Exercise task: Below are some records. Pull every line that contains the word "this".

Records from a dataset:
———
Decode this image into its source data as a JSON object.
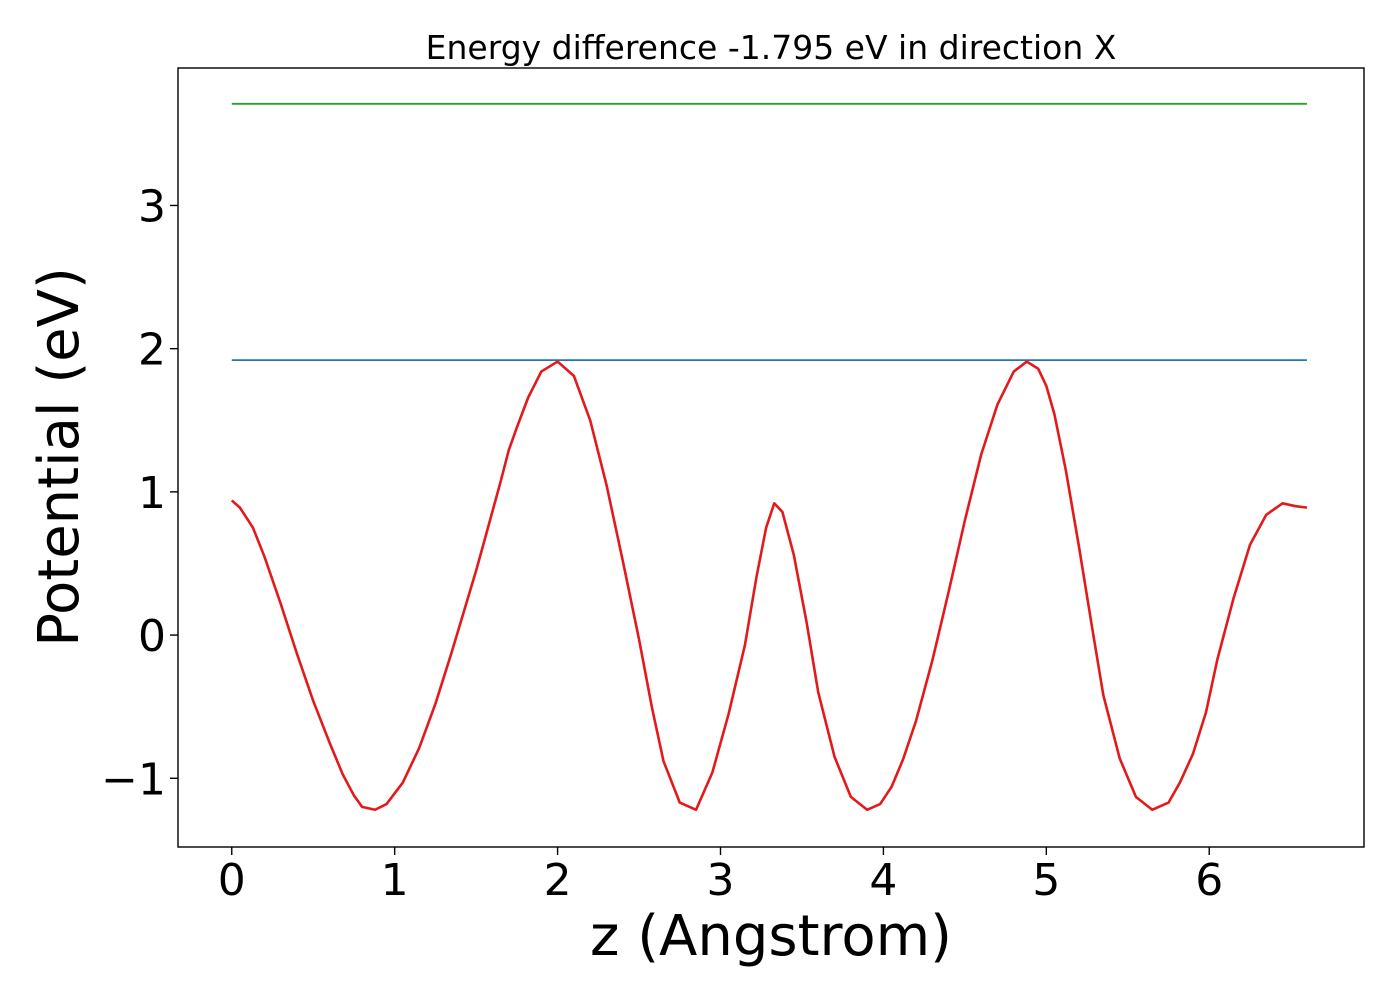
{
  "chart_data": {
    "type": "line",
    "title": "Energy difference -1.795 eV in direction X",
    "xlabel": "z (Angstrom)",
    "ylabel": "Potential (eV)",
    "xlim": [
      -0.33,
      6.95
    ],
    "ylim": [
      -1.48,
      3.96
    ],
    "xticks": [
      0,
      1,
      2,
      3,
      4,
      5,
      6
    ],
    "xtick_labels": [
      "0",
      "1",
      "2",
      "3",
      "4",
      "5",
      "6"
    ],
    "yticks": [
      -1,
      0,
      1,
      2,
      3
    ],
    "ytick_labels": [
      "−1",
      "0",
      "1",
      "2",
      "3"
    ],
    "grid": false,
    "legend": "none",
    "series": [
      {
        "color": "#2ca02c",
        "x": [
          0,
          6.6
        ],
        "y": [
          3.71,
          3.71
        ]
      },
      {
        "color": "#1f77b4",
        "x": [
          0,
          6.6
        ],
        "y": [
          1.92,
          1.92
        ]
      },
      {
        "color": "#e31a1c",
        "x": [
          0,
          0.05,
          0.13,
          0.2,
          0.3,
          0.4,
          0.5,
          0.6,
          0.68,
          0.75,
          0.8,
          0.88,
          0.95,
          1.05,
          1.15,
          1.25,
          1.35,
          1.45,
          1.5,
          1.58,
          1.65,
          1.7,
          1.75,
          1.82,
          1.9,
          2.0,
          2.1,
          2.2,
          2.3,
          2.4,
          2.5,
          2.58,
          2.65,
          2.75,
          2.85,
          2.95,
          3.05,
          3.15,
          3.22,
          3.28,
          3.33,
          3.38,
          3.45,
          3.53,
          3.6,
          3.7,
          3.8,
          3.9,
          3.98,
          4.05,
          4.12,
          4.2,
          4.3,
          4.4,
          4.5,
          4.6,
          4.7,
          4.8,
          4.88,
          4.95,
          5.0,
          5.05,
          5.12,
          5.2,
          5.28,
          5.35,
          5.45,
          5.55,
          5.65,
          5.75,
          5.82,
          5.9,
          5.98,
          6.05,
          6.15,
          6.25,
          6.35,
          6.45,
          6.53,
          6.6
        ],
        "y": [
          0.94,
          0.89,
          0.75,
          0.55,
          0.22,
          -0.13,
          -0.46,
          -0.75,
          -0.97,
          -1.12,
          -1.2,
          -1.22,
          -1.18,
          -1.03,
          -0.79,
          -0.48,
          -0.12,
          0.26,
          0.45,
          0.78,
          1.07,
          1.29,
          1.45,
          1.66,
          1.84,
          1.91,
          1.81,
          1.5,
          1.05,
          0.52,
          -0.03,
          -0.51,
          -0.88,
          -1.17,
          -1.22,
          -0.96,
          -0.55,
          -0.07,
          0.4,
          0.75,
          0.92,
          0.86,
          0.56,
          0.08,
          -0.4,
          -0.85,
          -1.13,
          -1.22,
          -1.18,
          -1.06,
          -0.87,
          -0.6,
          -0.18,
          0.3,
          0.8,
          1.26,
          1.61,
          1.84,
          1.91,
          1.86,
          1.74,
          1.54,
          1.15,
          0.62,
          0.06,
          -0.42,
          -0.86,
          -1.13,
          -1.22,
          -1.17,
          -1.03,
          -0.83,
          -0.54,
          -0.17,
          0.26,
          0.63,
          0.84,
          0.92,
          0.9,
          0.89
        ]
      }
    ]
  }
}
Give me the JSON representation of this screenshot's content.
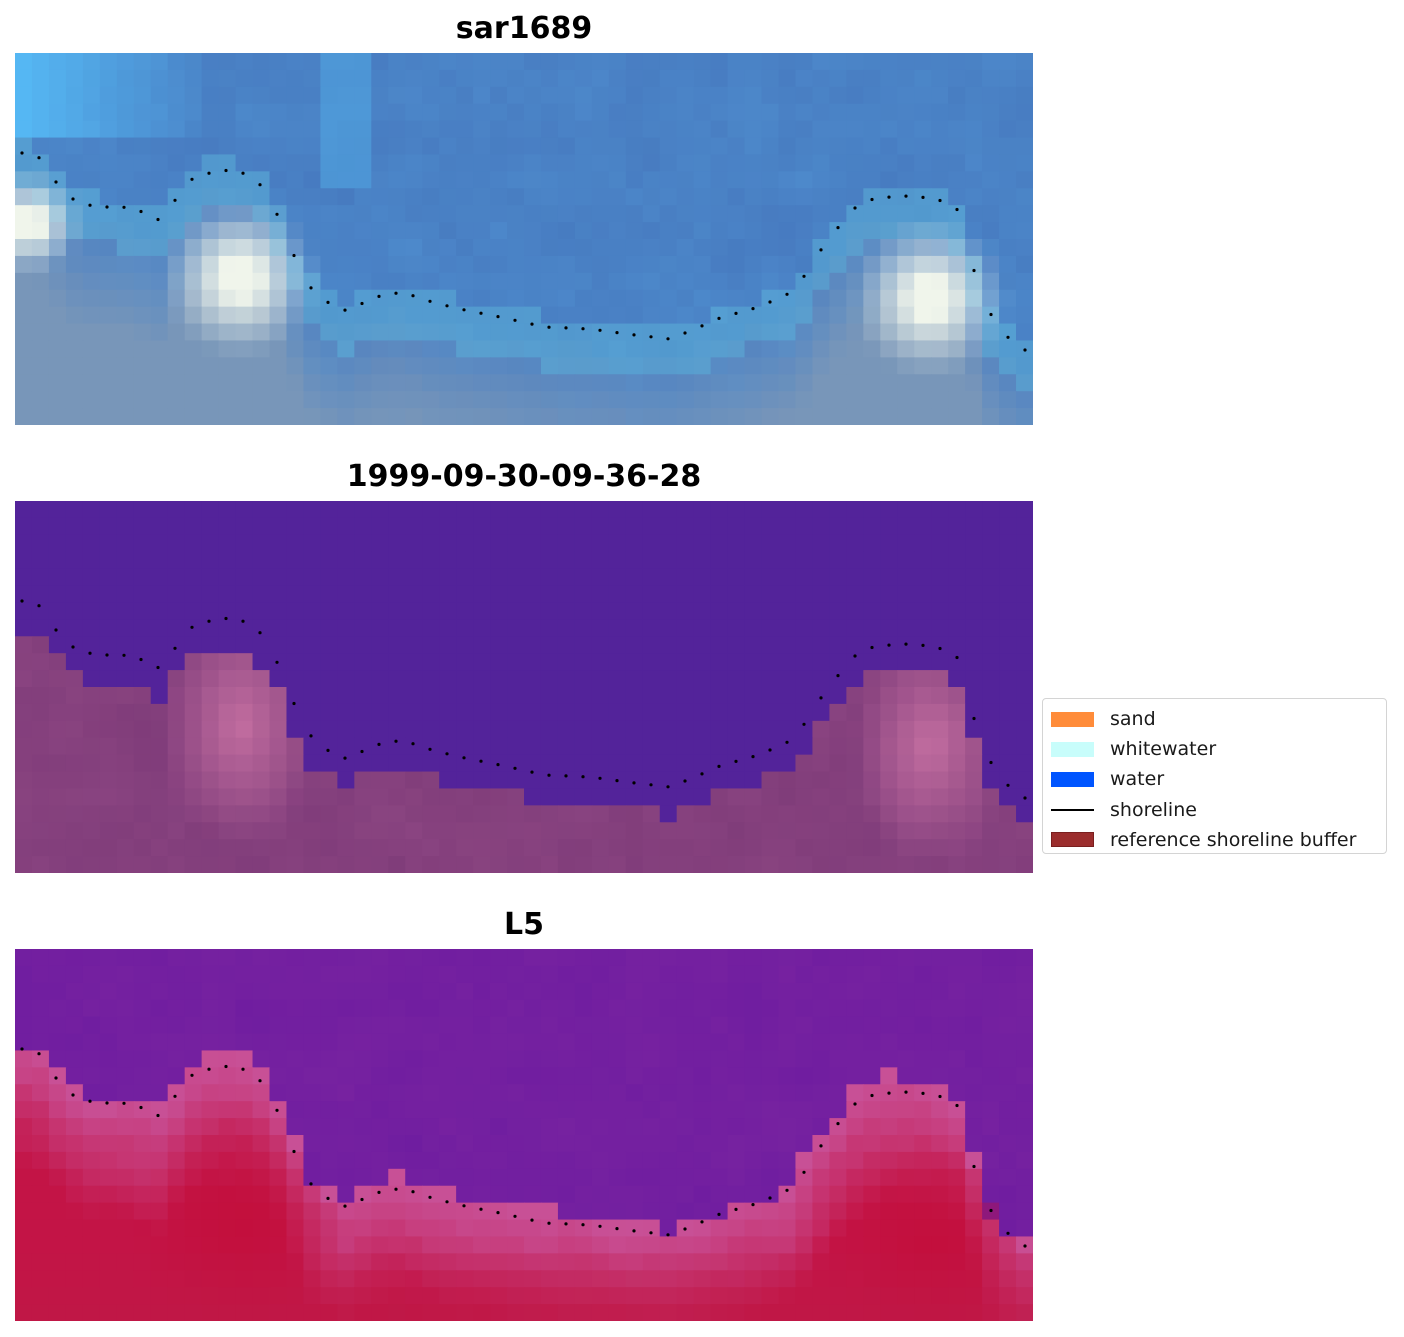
{
  "panels": [
    {
      "id": "rgb",
      "title": "sar1689"
    },
    {
      "id": "classified",
      "title": "1999-09-30-09-36-28"
    },
    {
      "id": "index",
      "title": "L5"
    }
  ],
  "legend": {
    "items": [
      {
        "label": "sand",
        "kind": "patch",
        "color": "#ff8c3a"
      },
      {
        "label": "whitewater",
        "kind": "patch",
        "color": "#c8fdfb"
      },
      {
        "label": "water",
        "kind": "patch",
        "color": "#0055ff"
      },
      {
        "label": "shoreline",
        "kind": "line",
        "color": "#000000"
      },
      {
        "label": "reference shoreline buffer",
        "kind": "patch",
        "color": "#9b2d2d",
        "edge": "#7a1f1f"
      }
    ]
  },
  "colors": {
    "water_class": "#53239a",
    "sand_region": "#7e3a78",
    "index_low": "#6a1aa0",
    "index_high": "#be0a3a",
    "rgb_sky": "#4a86c4"
  }
}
———
Exercise output:
Decode this image into its source data as a JSON object.
Give me the JSON representation of this screenshot's content.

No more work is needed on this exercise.